- WRITTEN EXERCISE:
Search the data for the string "name" and extract every line where it appears.

- RECORD LIST:
★ ★ ★ ★ ★ ★ ★

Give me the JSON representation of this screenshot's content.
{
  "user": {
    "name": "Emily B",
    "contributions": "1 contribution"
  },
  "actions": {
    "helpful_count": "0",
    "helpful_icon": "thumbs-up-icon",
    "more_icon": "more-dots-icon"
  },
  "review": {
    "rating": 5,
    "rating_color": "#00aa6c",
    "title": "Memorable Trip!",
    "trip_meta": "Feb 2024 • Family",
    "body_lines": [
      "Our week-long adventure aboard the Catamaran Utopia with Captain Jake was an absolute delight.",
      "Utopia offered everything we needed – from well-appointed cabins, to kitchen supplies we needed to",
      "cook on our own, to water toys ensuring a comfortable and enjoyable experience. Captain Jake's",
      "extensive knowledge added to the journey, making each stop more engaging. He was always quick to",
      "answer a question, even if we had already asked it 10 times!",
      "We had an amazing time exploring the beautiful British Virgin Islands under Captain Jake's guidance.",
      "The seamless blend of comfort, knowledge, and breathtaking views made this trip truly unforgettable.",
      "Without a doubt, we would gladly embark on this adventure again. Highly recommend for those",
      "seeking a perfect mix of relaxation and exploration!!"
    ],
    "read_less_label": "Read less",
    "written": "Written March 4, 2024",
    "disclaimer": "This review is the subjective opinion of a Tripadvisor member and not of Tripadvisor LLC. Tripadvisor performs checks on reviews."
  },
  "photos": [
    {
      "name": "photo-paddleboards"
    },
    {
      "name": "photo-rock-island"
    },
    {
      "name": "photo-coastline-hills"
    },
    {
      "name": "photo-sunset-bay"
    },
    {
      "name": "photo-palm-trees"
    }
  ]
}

★ ★ ★ ★ ★ ★ ★

- WRITTEN RESPONSE:
    "name": "Emily B",
      "name": "photo-paddleboards"
      "name": "photo-rock-island"
      "name": "photo-coastline-hills"
      "name": "photo-sunset-bay"
      "name": "photo-palm-trees"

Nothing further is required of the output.